(Collection entries)
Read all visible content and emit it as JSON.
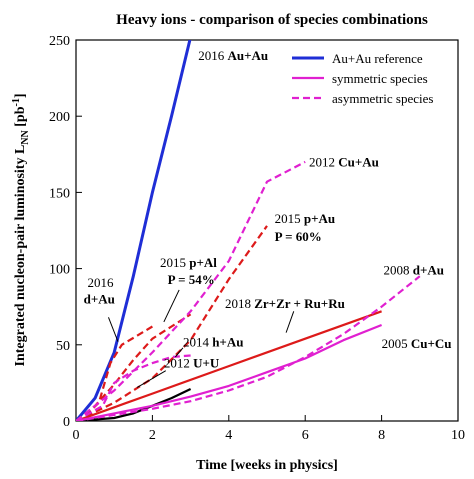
{
  "chart_data": {
    "type": "line",
    "title": "Heavy ions - comparison of species combinations",
    "xlabel": "Time [weeks in physics]",
    "ylabel": "Integrated nucleon-pair luminosity L",
    "ylabel_sub": "NN",
    "ylabel_unit_pre": " [pb",
    "ylabel_unit_sup": "-1",
    "ylabel_unit_post": "]",
    "xlim": [
      0,
      10
    ],
    "ylim": [
      0,
      250
    ],
    "xticks": [
      0,
      2,
      4,
      6,
      8,
      10
    ],
    "yticks": [
      0,
      50,
      100,
      150,
      200,
      250
    ],
    "grid": false,
    "legend_position": "top-right",
    "legend": [
      {
        "label": "Au+Au reference",
        "color": "#1f2ed6",
        "style": "solid"
      },
      {
        "label": "symmetric species",
        "color": "#e020d0",
        "style": "solid"
      },
      {
        "label": "asymmetric species",
        "color": "#e020d0",
        "style": "dashed"
      }
    ],
    "series": [
      {
        "name": "2016 Au+Au",
        "color": "#1f2ed6",
        "style": "solid",
        "points": [
          [
            0,
            0
          ],
          [
            0.5,
            15
          ],
          [
            1,
            45
          ],
          [
            1.5,
            95
          ],
          [
            2,
            150
          ],
          [
            2.5,
            200
          ],
          [
            3,
            252
          ]
        ]
      },
      {
        "name": "2012 U+U",
        "color": "#000000",
        "style": "solid",
        "points": [
          [
            0,
            0
          ],
          [
            1,
            2
          ],
          [
            1.5,
            5
          ],
          [
            2,
            10
          ],
          [
            2.5,
            15
          ],
          [
            3,
            21
          ]
        ]
      },
      {
        "name": "2018 Zr+Zr + Ru+Ru",
        "color": "#dd1a1a",
        "style": "solid",
        "points": [
          [
            0,
            0
          ],
          [
            1,
            9
          ],
          [
            2,
            18
          ],
          [
            4,
            36
          ],
          [
            6,
            54
          ],
          [
            8,
            72
          ]
        ]
      },
      {
        "name": "2005 Cu+Cu",
        "color": "#e020d0",
        "style": "solid",
        "points": [
          [
            0,
            0
          ],
          [
            1,
            5
          ],
          [
            2,
            10
          ],
          [
            3,
            16
          ],
          [
            4,
            23
          ],
          [
            5,
            32
          ],
          [
            6,
            41
          ],
          [
            7,
            53
          ],
          [
            8,
            63
          ]
        ]
      },
      {
        "name": "2016 d+Au",
        "color": "#dd1a1a",
        "style": "dashed",
        "points": [
          [
            0,
            0
          ],
          [
            0.3,
            5
          ],
          [
            0.6,
            12
          ],
          [
            0.9,
            38
          ],
          [
            1.2,
            50
          ],
          [
            1.6,
            56
          ],
          [
            2,
            62
          ]
        ]
      },
      {
        "name": "2015 p+Al",
        "color": "#dd1a1a",
        "style": "dashed",
        "points": [
          [
            0,
            0
          ],
          [
            0.5,
            10
          ],
          [
            1,
            24
          ],
          [
            1.5,
            40
          ],
          [
            2,
            54
          ],
          [
            2.5,
            62
          ],
          [
            3,
            70
          ]
        ]
      },
      {
        "name": "2015 p+Au",
        "color": "#dd1a1a",
        "style": "dashed",
        "points": [
          [
            0,
            0
          ],
          [
            1,
            12
          ],
          [
            2,
            28
          ],
          [
            3,
            53
          ],
          [
            4,
            93
          ],
          [
            5,
            128
          ]
        ]
      },
      {
        "name": "2012 Cu+Au",
        "color": "#e020d0",
        "style": "dashed",
        "points": [
          [
            0,
            0
          ],
          [
            1,
            20
          ],
          [
            2,
            45
          ],
          [
            3,
            72
          ],
          [
            4,
            105
          ],
          [
            5,
            157
          ],
          [
            6,
            170
          ]
        ]
      },
      {
        "name": "2014 h+Au",
        "color": "#e020d0",
        "style": "dashed",
        "points": [
          [
            0,
            0
          ],
          [
            0.7,
            10
          ],
          [
            1,
            25
          ],
          [
            1.5,
            33
          ],
          [
            2,
            38
          ],
          [
            2.5,
            42
          ],
          [
            3,
            43
          ]
        ]
      },
      {
        "name": "2008 d+Au",
        "color": "#e020d0",
        "style": "dashed",
        "points": [
          [
            0,
            0
          ],
          [
            1,
            4
          ],
          [
            2,
            8
          ],
          [
            3,
            13
          ],
          [
            4,
            20
          ],
          [
            5,
            29
          ],
          [
            6,
            42
          ],
          [
            7,
            57
          ],
          [
            8,
            75
          ],
          [
            9,
            95
          ]
        ]
      }
    ],
    "annotations": [
      {
        "text": "2016 ",
        "bold_text": "Au+Au",
        "x": 3.2,
        "y": 237
      },
      {
        "text": "2012 ",
        "bold_text": "Cu+Au",
        "x": 6.1,
        "y": 167
      },
      {
        "text": "2015 ",
        "bold_text": "p+Au",
        "x": 5.2,
        "y": 130
      },
      {
        "text": "",
        "bold_text": "P = 60%",
        "x": 5.2,
        "y": 118
      },
      {
        "text": "2015 ",
        "bold_text": "p+Al",
        "x": 2.2,
        "y": 101
      },
      {
        "text": "",
        "bold_text": "P = 54%",
        "x": 2.4,
        "y": 90
      },
      {
        "text": "2016",
        "bold_text": "",
        "x": 0.3,
        "y": 88
      },
      {
        "text": "",
        "bold_text": "d+Au",
        "x": 0.2,
        "y": 77
      },
      {
        "text": "2008 ",
        "bold_text": "d+Au",
        "x": 8.05,
        "y": 96
      },
      {
        "text": "2018 ",
        "bold_text": "Zr+Zr + Ru+Ru",
        "x": 3.9,
        "y": 74
      },
      {
        "text": "2014 ",
        "bold_text": "h+Au",
        "x": 2.8,
        "y": 49
      },
      {
        "text": "2005 ",
        "bold_text": "Cu+Cu",
        "x": 8.0,
        "y": 48
      },
      {
        "text": "2012 ",
        "bold_text": "U+U",
        "x": 2.3,
        "y": 35
      }
    ]
  }
}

● **Your instructions**
Print every entry exactly as written, without the pictures.

● **Reply to the task**
Read all visible content and emit it as JSON.
{
  "chart_data": {
    "type": "line",
    "title": "Heavy ions - comparison of species combinations",
    "xlabel": "Time [weeks in physics]",
    "ylabel": "Integrated nucleon-pair luminosity L",
    "ylabel_sub": "NN",
    "ylabel_unit_pre": " [pb",
    "ylabel_unit_sup": "-1",
    "ylabel_unit_post": "]",
    "xlim": [
      0,
      10
    ],
    "ylim": [
      0,
      250
    ],
    "xticks": [
      0,
      2,
      4,
      6,
      8,
      10
    ],
    "yticks": [
      0,
      50,
      100,
      150,
      200,
      250
    ],
    "grid": false,
    "legend_position": "top-right",
    "legend": [
      {
        "label": "Au+Au reference",
        "color": "#1f2ed6",
        "style": "solid"
      },
      {
        "label": "symmetric species",
        "color": "#e020d0",
        "style": "solid"
      },
      {
        "label": "asymmetric species",
        "color": "#e020d0",
        "style": "dashed"
      }
    ],
    "series": [
      {
        "name": "2016 Au+Au",
        "color": "#1f2ed6",
        "style": "solid",
        "points": [
          [
            0,
            0
          ],
          [
            0.5,
            15
          ],
          [
            1,
            45
          ],
          [
            1.5,
            95
          ],
          [
            2,
            150
          ],
          [
            2.5,
            200
          ],
          [
            3,
            252
          ]
        ]
      },
      {
        "name": "2012 U+U",
        "color": "#000000",
        "style": "solid",
        "points": [
          [
            0,
            0
          ],
          [
            1,
            2
          ],
          [
            1.5,
            5
          ],
          [
            2,
            10
          ],
          [
            2.5,
            15
          ],
          [
            3,
            21
          ]
        ]
      },
      {
        "name": "2018 Zr+Zr + Ru+Ru",
        "color": "#dd1a1a",
        "style": "solid",
        "points": [
          [
            0,
            0
          ],
          [
            1,
            9
          ],
          [
            2,
            18
          ],
          [
            4,
            36
          ],
          [
            6,
            54
          ],
          [
            8,
            72
          ]
        ]
      },
      {
        "name": "2005 Cu+Cu",
        "color": "#e020d0",
        "style": "solid",
        "points": [
          [
            0,
            0
          ],
          [
            1,
            5
          ],
          [
            2,
            10
          ],
          [
            3,
            16
          ],
          [
            4,
            23
          ],
          [
            5,
            32
          ],
          [
            6,
            41
          ],
          [
            7,
            53
          ],
          [
            8,
            63
          ]
        ]
      },
      {
        "name": "2016 d+Au",
        "color": "#dd1a1a",
        "style": "dashed",
        "points": [
          [
            0,
            0
          ],
          [
            0.3,
            5
          ],
          [
            0.6,
            12
          ],
          [
            0.9,
            38
          ],
          [
            1.2,
            50
          ],
          [
            1.6,
            56
          ],
          [
            2,
            62
          ]
        ]
      },
      {
        "name": "2015 p+Al",
        "color": "#dd1a1a",
        "style": "dashed",
        "points": [
          [
            0,
            0
          ],
          [
            0.5,
            10
          ],
          [
            1,
            24
          ],
          [
            1.5,
            40
          ],
          [
            2,
            54
          ],
          [
            2.5,
            62
          ],
          [
            3,
            70
          ]
        ]
      },
      {
        "name": "2015 p+Au",
        "color": "#dd1a1a",
        "style": "dashed",
        "points": [
          [
            0,
            0
          ],
          [
            1,
            12
          ],
          [
            2,
            28
          ],
          [
            3,
            53
          ],
          [
            4,
            93
          ],
          [
            5,
            128
          ]
        ]
      },
      {
        "name": "2012 Cu+Au",
        "color": "#e020d0",
        "style": "dashed",
        "points": [
          [
            0,
            0
          ],
          [
            1,
            20
          ],
          [
            2,
            45
          ],
          [
            3,
            72
          ],
          [
            4,
            105
          ],
          [
            5,
            157
          ],
          [
            6,
            170
          ]
        ]
      },
      {
        "name": "2014 h+Au",
        "color": "#e020d0",
        "style": "dashed",
        "points": [
          [
            0,
            0
          ],
          [
            0.7,
            10
          ],
          [
            1,
            25
          ],
          [
            1.5,
            33
          ],
          [
            2,
            38
          ],
          [
            2.5,
            42
          ],
          [
            3,
            43
          ]
        ]
      },
      {
        "name": "2008 d+Au",
        "color": "#e020d0",
        "style": "dashed",
        "points": [
          [
            0,
            0
          ],
          [
            1,
            4
          ],
          [
            2,
            8
          ],
          [
            3,
            13
          ],
          [
            4,
            20
          ],
          [
            5,
            29
          ],
          [
            6,
            42
          ],
          [
            7,
            57
          ],
          [
            8,
            75
          ],
          [
            9,
            95
          ]
        ]
      }
    ],
    "annotations": [
      {
        "text": "2016 ",
        "bold_text": "Au+Au",
        "x": 3.2,
        "y": 237
      },
      {
        "text": "2012 ",
        "bold_text": "Cu+Au",
        "x": 6.1,
        "y": 167
      },
      {
        "text": "2015 ",
        "bold_text": "p+Au",
        "x": 5.2,
        "y": 130
      },
      {
        "text": "",
        "bold_text": "P = 60%",
        "x": 5.2,
        "y": 118
      },
      {
        "text": "2015 ",
        "bold_text": "p+Al",
        "x": 2.2,
        "y": 101
      },
      {
        "text": "",
        "bold_text": "P = 54%",
        "x": 2.4,
        "y": 90
      },
      {
        "text": "2016",
        "bold_text": "",
        "x": 0.3,
        "y": 88
      },
      {
        "text": "",
        "bold_text": "d+Au",
        "x": 0.2,
        "y": 77
      },
      {
        "text": "2008 ",
        "bold_text": "d+Au",
        "x": 8.05,
        "y": 96
      },
      {
        "text": "2018 ",
        "bold_text": "Zr+Zr + Ru+Ru",
        "x": 3.9,
        "y": 74
      },
      {
        "text": "2014 ",
        "bold_text": "h+Au",
        "x": 2.8,
        "y": 49
      },
      {
        "text": "2005 ",
        "bold_text": "Cu+Cu",
        "x": 8.0,
        "y": 48
      },
      {
        "text": "2012 ",
        "bold_text": "U+U",
        "x": 2.3,
        "y": 35
      }
    ]
  }
}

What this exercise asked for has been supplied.